*What needs to be done*
Set each record down exactly, excluding all images.

*The input*

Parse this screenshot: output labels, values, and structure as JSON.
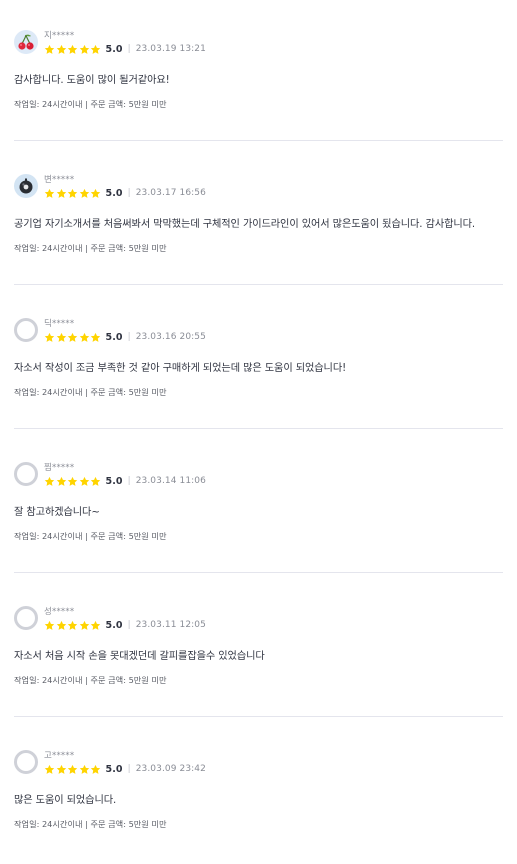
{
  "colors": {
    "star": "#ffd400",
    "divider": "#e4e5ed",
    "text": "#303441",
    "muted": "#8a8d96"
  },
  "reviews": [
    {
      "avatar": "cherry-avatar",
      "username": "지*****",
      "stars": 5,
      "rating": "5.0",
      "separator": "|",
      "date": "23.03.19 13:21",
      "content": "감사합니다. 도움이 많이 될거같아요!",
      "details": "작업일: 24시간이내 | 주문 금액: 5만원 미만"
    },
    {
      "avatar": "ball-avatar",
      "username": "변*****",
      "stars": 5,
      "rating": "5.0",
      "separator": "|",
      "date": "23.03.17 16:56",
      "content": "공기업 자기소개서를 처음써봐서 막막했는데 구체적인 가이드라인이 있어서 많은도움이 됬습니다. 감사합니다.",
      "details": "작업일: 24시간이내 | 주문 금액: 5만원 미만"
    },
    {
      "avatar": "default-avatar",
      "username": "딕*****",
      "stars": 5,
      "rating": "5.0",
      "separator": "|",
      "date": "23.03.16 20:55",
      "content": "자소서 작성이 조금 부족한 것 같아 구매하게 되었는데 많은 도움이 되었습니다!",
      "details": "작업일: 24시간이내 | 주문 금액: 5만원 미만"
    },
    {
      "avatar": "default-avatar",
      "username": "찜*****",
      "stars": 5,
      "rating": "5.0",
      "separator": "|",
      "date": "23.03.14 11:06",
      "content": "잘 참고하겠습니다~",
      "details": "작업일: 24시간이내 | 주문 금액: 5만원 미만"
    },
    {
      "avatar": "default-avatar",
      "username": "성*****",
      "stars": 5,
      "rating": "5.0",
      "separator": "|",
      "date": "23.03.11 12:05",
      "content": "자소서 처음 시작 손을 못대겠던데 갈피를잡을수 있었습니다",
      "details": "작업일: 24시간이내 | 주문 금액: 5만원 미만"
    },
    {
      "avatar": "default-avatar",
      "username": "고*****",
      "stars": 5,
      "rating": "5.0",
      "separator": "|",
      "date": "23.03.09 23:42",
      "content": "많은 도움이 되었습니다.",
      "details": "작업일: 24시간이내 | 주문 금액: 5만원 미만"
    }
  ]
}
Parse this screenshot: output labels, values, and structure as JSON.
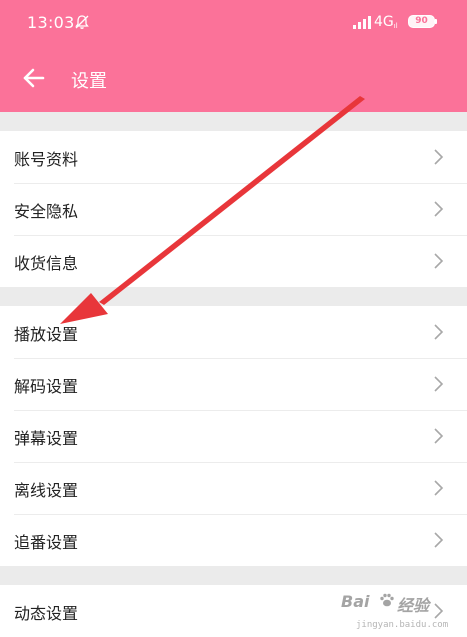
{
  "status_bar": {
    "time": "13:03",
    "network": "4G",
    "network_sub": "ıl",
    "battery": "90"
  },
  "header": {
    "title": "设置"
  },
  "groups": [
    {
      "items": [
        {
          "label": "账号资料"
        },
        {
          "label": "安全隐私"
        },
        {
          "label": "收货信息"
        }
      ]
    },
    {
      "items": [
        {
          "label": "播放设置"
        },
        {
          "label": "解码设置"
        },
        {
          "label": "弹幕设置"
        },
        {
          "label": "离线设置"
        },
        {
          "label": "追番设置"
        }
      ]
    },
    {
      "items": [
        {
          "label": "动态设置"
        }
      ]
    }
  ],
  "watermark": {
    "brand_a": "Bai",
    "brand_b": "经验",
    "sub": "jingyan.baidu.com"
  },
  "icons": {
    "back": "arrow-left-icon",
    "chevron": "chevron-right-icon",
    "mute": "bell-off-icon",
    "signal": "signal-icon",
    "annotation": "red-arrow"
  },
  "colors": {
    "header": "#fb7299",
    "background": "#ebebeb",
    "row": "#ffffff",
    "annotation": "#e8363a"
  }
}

*Exercise answer*
Parse this screenshot: output labels, values, and structure as JSON.
{
  "colors": {
    "star": "#ffd400",
    "divider": "#e4e5ed",
    "text": "#303441",
    "muted": "#8a8d96"
  },
  "reviews": [
    {
      "avatar": "cherry-avatar",
      "username": "지*****",
      "stars": 5,
      "rating": "5.0",
      "separator": "|",
      "date": "23.03.19 13:21",
      "content": "감사합니다. 도움이 많이 될거같아요!",
      "details": "작업일: 24시간이내 | 주문 금액: 5만원 미만"
    },
    {
      "avatar": "ball-avatar",
      "username": "변*****",
      "stars": 5,
      "rating": "5.0",
      "separator": "|",
      "date": "23.03.17 16:56",
      "content": "공기업 자기소개서를 처음써봐서 막막했는데 구체적인 가이드라인이 있어서 많은도움이 됬습니다. 감사합니다.",
      "details": "작업일: 24시간이내 | 주문 금액: 5만원 미만"
    },
    {
      "avatar": "default-avatar",
      "username": "딕*****",
      "stars": 5,
      "rating": "5.0",
      "separator": "|",
      "date": "23.03.16 20:55",
      "content": "자소서 작성이 조금 부족한 것 같아 구매하게 되었는데 많은 도움이 되었습니다!",
      "details": "작업일: 24시간이내 | 주문 금액: 5만원 미만"
    },
    {
      "avatar": "default-avatar",
      "username": "찜*****",
      "stars": 5,
      "rating": "5.0",
      "separator": "|",
      "date": "23.03.14 11:06",
      "content": "잘 참고하겠습니다~",
      "details": "작업일: 24시간이내 | 주문 금액: 5만원 미만"
    },
    {
      "avatar": "default-avatar",
      "username": "성*****",
      "stars": 5,
      "rating": "5.0",
      "separator": "|",
      "date": "23.03.11 12:05",
      "content": "자소서 처음 시작 손을 못대겠던데 갈피를잡을수 있었습니다",
      "details": "작업일: 24시간이내 | 주문 금액: 5만원 미만"
    },
    {
      "avatar": "default-avatar",
      "username": "고*****",
      "stars": 5,
      "rating": "5.0",
      "separator": "|",
      "date": "23.03.09 23:42",
      "content": "많은 도움이 되었습니다.",
      "details": "작업일: 24시간이내 | 주문 금액: 5만원 미만"
    }
  ]
}
Parse this screenshot: output labels, values, and structure as JSON.
{
  "status_bar": {
    "time": "13:03",
    "network": "4G",
    "network_sub": "ıl",
    "battery": "90"
  },
  "header": {
    "title": "设置"
  },
  "groups": [
    {
      "items": [
        {
          "label": "账号资料"
        },
        {
          "label": "安全隐私"
        },
        {
          "label": "收货信息"
        }
      ]
    },
    {
      "items": [
        {
          "label": "播放设置"
        },
        {
          "label": "解码设置"
        },
        {
          "label": "弹幕设置"
        },
        {
          "label": "离线设置"
        },
        {
          "label": "追番设置"
        }
      ]
    },
    {
      "items": [
        {
          "label": "动态设置"
        }
      ]
    }
  ],
  "watermark": {
    "brand_a": "Bai",
    "brand_b": "经验",
    "sub": "jingyan.baidu.com"
  },
  "icons": {
    "back": "arrow-left-icon",
    "chevron": "chevron-right-icon",
    "mute": "bell-off-icon",
    "signal": "signal-icon",
    "annotation": "red-arrow"
  },
  "colors": {
    "header": "#fb7299",
    "background": "#ebebeb",
    "row": "#ffffff",
    "annotation": "#e8363a"
  }
}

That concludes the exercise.